**To be done:**
Below is a block of records; return all of them exactly, but without the images.

(Data entries)
>> BEGIN

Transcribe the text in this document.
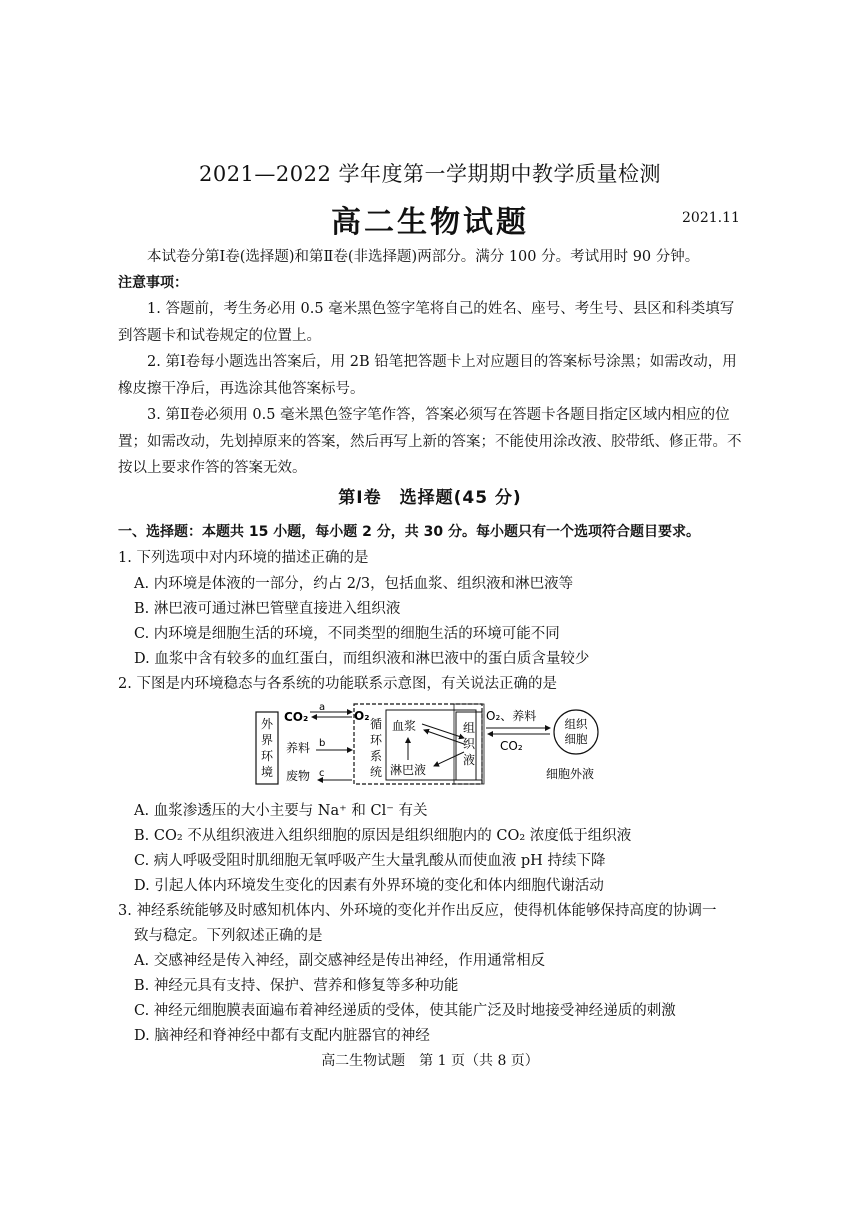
2021—2022 学年度第一学期期中教学质量检测
高二生物试题	2021.11
本试卷分第Ⅰ卷(选择题)和第Ⅱ卷(非选择题)两部分。满分 100 分。考试用时 90 分钟。
注意事项：
1. 答题前，考生务必用 0.5 毫米黑色签字笔将自己的姓名、座号、考生号、县区和科类填写到答题卡和试卷规定的位置上。
2. 第Ⅰ卷每小题选出答案后，用 2B 铅笔把答题卡上对应题目的答案标号涂黑；如需改动，用橡皮擦干净后，再选涂其他答案标号。
3. 第Ⅱ卷必须用 0.5 毫米黑色签字笔作答，答案必须写在答题卡各题目指定区域内相应的位置；如需改动，先划掉原来的答案，然后再写上新的答案；不能使用涂改液、胶带纸、修正带。不按以上要求作答的答案无效。
第Ⅰ卷　选择题(45 分)
一、选择题：本题共 15 小题，每小题 2 分，共 30 分。每小题只有一个选项符合题目要求。
1. 下列选项中对内环境的描述正确的是
A. 内环境是体液的一部分，约占 2/3，包括血浆、组织液和淋巴液等
B. 淋巴液可通过淋巴管壁直接进入组织液
C. 内环境是细胞生活的环境，不同类型的细胞生活的环境可能不同
D. 血浆中含有较多的血红蛋白，而组织液和淋巴液中的蛋白质含量较少
2. 下图是内环境稳态与各系统的功能联系示意图，有关说法正确的是
外
界
环
境
CO₂
养料
废物
a
b
c
O₂
循
环
系
统
血浆
淋巴液
组
织
液
O₂、养料
CO₂
组织
细胞
细胞外液
A. 血浆渗透压的大小主要与 Na⁺ 和 Cl⁻ 有关
B. CO₂ 不从组织液进入组织细胞的原因是组织细胞内的 CO₂ 浓度低于组织液
C. 病人呼吸受阻时肌细胞无氧呼吸产生大量乳酸从而使血液 pH 持续下降
D. 引起人体内环境发生变化的因素有外界环境的变化和体内细胞代谢活动
3. 神经系统能够及时感知机体内、外环境的变化并作出反应，使得机体能够保持高度的协调一
致与稳定。下列叙述正确的是
A. 交感神经是传入神经，副交感神经是传出神经，作用通常相反
B. 神经元具有支持、保护、营养和修复等多种功能
C. 神经元细胞膜表面遍布着神经递质的受体，使其能广泛及时地接受神经递质的刺激
D. 脑神经和脊神经中都有支配内脏器官的神经
高二生物试题　第 1 页（共 8 页）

>> END

**Written solution:**
Transcribe the text in this document.
2021—2022 学年度第一学期期中教学质量检测
高二生物试题	2021.11
本试卷分第Ⅰ卷(选择题)和第Ⅱ卷(非选择题)两部分。满分 100 分。考试用时 90 分钟。
注意事项：
1. 答题前，考生务必用 0.5 毫米黑色签字笔将自己的姓名、座号、考生号、县区和科类填写到答题卡和试卷规定的位置上。
2. 第Ⅰ卷每小题选出答案后，用 2B 铅笔把答题卡上对应题目的答案标号涂黑；如需改动，用橡皮擦干净后，再选涂其他答案标号。
3. 第Ⅱ卷必须用 0.5 毫米黑色签字笔作答，答案必须写在答题卡各题目指定区域内相应的位置；如需改动，先划掉原来的答案，然后再写上新的答案；不能使用涂改液、胶带纸、修正带。不按以上要求作答的答案无效。
第Ⅰ卷　选择题(45 分)
一、选择题：本题共 15 小题，每小题 2 分，共 30 分。每小题只有一个选项符合题目要求。
1. 下列选项中对内环境的描述正确的是
A. 内环境是体液的一部分，约占 2/3，包括血浆、组织液和淋巴液等
B. 淋巴液可通过淋巴管壁直接进入组织液
C. 内环境是细胞生活的环境，不同类型的细胞生活的环境可能不同
D. 血浆中含有较多的血红蛋白，而组织液和淋巴液中的蛋白质含量较少
2. 下图是内环境稳态与各系统的功能联系示意图，有关说法正确的是
外
界
环
境
CO₂
养料
废物
a
b
c
O₂
循
环
系
统
血浆
淋巴液
组
织
液
O₂、养料
CO₂
组织
细胞
细胞外液
A. 血浆渗透压的大小主要与 Na⁺ 和 Cl⁻ 有关
B. CO₂ 不从组织液进入组织细胞的原因是组织细胞内的 CO₂ 浓度低于组织液
C. 病人呼吸受阻时肌细胞无氧呼吸产生大量乳酸从而使血液 pH 持续下降
D. 引起人体内环境发生变化的因素有外界环境的变化和体内细胞代谢活动
3. 神经系统能够及时感知机体内、外环境的变化并作出反应，使得机体能够保持高度的协调一
致与稳定。下列叙述正确的是
A. 交感神经是传入神经，副交感神经是传出神经，作用通常相反
B. 神经元具有支持、保护、营养和修复等多种功能
C. 神经元细胞膜表面遍布着神经递质的受体，使其能广泛及时地接受神经递质的刺激
D. 脑神经和脊神经中都有支配内脏器官的神经
高二生物试题　第 1 页（共 8 页）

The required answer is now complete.